*Exercise brief*
All of the material below is to be returned exactly.
——
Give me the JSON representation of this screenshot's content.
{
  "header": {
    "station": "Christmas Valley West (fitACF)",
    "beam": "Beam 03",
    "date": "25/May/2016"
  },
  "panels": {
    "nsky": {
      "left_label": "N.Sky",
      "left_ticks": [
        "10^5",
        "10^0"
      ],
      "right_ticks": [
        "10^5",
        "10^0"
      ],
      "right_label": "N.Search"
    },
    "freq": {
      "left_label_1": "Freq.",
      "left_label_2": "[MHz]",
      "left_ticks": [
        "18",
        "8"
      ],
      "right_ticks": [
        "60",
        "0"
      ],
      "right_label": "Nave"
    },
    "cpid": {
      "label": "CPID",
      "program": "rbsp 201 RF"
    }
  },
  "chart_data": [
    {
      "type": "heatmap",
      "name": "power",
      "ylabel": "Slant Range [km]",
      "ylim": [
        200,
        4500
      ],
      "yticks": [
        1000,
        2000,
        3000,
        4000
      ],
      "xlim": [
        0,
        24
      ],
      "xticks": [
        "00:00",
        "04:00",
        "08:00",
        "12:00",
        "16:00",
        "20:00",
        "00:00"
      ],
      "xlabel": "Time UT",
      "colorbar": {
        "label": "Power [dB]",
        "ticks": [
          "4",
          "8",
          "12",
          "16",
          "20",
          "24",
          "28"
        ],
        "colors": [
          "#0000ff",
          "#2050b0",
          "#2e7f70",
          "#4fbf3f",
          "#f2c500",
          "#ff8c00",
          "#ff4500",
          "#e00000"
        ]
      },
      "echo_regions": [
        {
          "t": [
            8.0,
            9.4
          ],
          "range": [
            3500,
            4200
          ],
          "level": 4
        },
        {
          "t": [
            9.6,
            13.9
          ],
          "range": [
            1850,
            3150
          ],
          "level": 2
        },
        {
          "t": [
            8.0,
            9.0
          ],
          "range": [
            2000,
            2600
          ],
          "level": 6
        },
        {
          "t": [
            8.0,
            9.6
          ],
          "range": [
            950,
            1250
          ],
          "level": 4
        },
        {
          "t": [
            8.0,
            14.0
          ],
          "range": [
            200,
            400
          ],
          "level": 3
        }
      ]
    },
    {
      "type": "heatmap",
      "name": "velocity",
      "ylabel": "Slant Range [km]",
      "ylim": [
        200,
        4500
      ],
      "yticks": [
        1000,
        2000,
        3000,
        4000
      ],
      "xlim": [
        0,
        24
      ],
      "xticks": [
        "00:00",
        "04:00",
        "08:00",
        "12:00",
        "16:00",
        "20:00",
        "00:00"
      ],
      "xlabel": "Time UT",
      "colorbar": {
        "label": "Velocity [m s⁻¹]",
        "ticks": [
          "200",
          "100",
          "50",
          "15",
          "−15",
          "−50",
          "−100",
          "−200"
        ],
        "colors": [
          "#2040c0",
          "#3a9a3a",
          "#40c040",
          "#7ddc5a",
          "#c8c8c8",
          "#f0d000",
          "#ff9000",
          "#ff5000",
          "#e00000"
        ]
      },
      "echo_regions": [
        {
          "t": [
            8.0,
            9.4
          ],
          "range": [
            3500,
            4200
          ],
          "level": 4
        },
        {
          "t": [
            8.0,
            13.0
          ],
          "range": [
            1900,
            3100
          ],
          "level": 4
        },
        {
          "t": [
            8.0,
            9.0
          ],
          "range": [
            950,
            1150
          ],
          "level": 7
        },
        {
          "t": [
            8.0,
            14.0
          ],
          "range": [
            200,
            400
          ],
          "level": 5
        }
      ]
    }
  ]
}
——
*Result*
Give me the JSON representation of this screenshot's content.
{
  "header": {
    "station": "Christmas Valley West (fitACF)",
    "beam": "Beam 03",
    "date": "25/May/2016"
  },
  "panels": {
    "nsky": {
      "left_label": "N.Sky",
      "left_ticks": [
        "10^5",
        "10^0"
      ],
      "right_ticks": [
        "10^5",
        "10^0"
      ],
      "right_label": "N.Search"
    },
    "freq": {
      "left_label_1": "Freq.",
      "left_label_2": "[MHz]",
      "left_ticks": [
        "18",
        "8"
      ],
      "right_ticks": [
        "60",
        "0"
      ],
      "right_label": "Nave"
    },
    "cpid": {
      "label": "CPID",
      "program": "rbsp 201 RF"
    }
  },
  "chart_data": [
    {
      "type": "heatmap",
      "name": "power",
      "ylabel": "Slant Range [km]",
      "ylim": [
        200,
        4500
      ],
      "yticks": [
        1000,
        2000,
        3000,
        4000
      ],
      "xlim": [
        0,
        24
      ],
      "xticks": [
        "00:00",
        "04:00",
        "08:00",
        "12:00",
        "16:00",
        "20:00",
        "00:00"
      ],
      "xlabel": "Time UT",
      "colorbar": {
        "label": "Power [dB]",
        "ticks": [
          "4",
          "8",
          "12",
          "16",
          "20",
          "24",
          "28"
        ],
        "colors": [
          "#0000ff",
          "#2050b0",
          "#2e7f70",
          "#4fbf3f",
          "#f2c500",
          "#ff8c00",
          "#ff4500",
          "#e00000"
        ]
      },
      "echo_regions": [
        {
          "t": [
            8.0,
            9.4
          ],
          "range": [
            3500,
            4200
          ],
          "level": 4
        },
        {
          "t": [
            9.6,
            13.9
          ],
          "range": [
            1850,
            3150
          ],
          "level": 2
        },
        {
          "t": [
            8.0,
            9.0
          ],
          "range": [
            2000,
            2600
          ],
          "level": 6
        },
        {
          "t": [
            8.0,
            9.6
          ],
          "range": [
            950,
            1250
          ],
          "level": 4
        },
        {
          "t": [
            8.0,
            14.0
          ],
          "range": [
            200,
            400
          ],
          "level": 3
        }
      ]
    },
    {
      "type": "heatmap",
      "name": "velocity",
      "ylabel": "Slant Range [km]",
      "ylim": [
        200,
        4500
      ],
      "yticks": [
        1000,
        2000,
        3000,
        4000
      ],
      "xlim": [
        0,
        24
      ],
      "xticks": [
        "00:00",
        "04:00",
        "08:00",
        "12:00",
        "16:00",
        "20:00",
        "00:00"
      ],
      "xlabel": "Time UT",
      "colorbar": {
        "label": "Velocity [m s⁻¹]",
        "ticks": [
          "200",
          "100",
          "50",
          "15",
          "−15",
          "−50",
          "−100",
          "−200"
        ],
        "colors": [
          "#2040c0",
          "#3a9a3a",
          "#40c040",
          "#7ddc5a",
          "#c8c8c8",
          "#f0d000",
          "#ff9000",
          "#ff5000",
          "#e00000"
        ]
      },
      "echo_regions": [
        {
          "t": [
            8.0,
            9.4
          ],
          "range": [
            3500,
            4200
          ],
          "level": 4
        },
        {
          "t": [
            8.0,
            13.0
          ],
          "range": [
            1900,
            3100
          ],
          "level": 4
        },
        {
          "t": [
            8.0,
            9.0
          ],
          "range": [
            950,
            1150
          ],
          "level": 7
        },
        {
          "t": [
            8.0,
            14.0
          ],
          "range": [
            200,
            400
          ],
          "level": 5
        }
      ]
    }
  ]
}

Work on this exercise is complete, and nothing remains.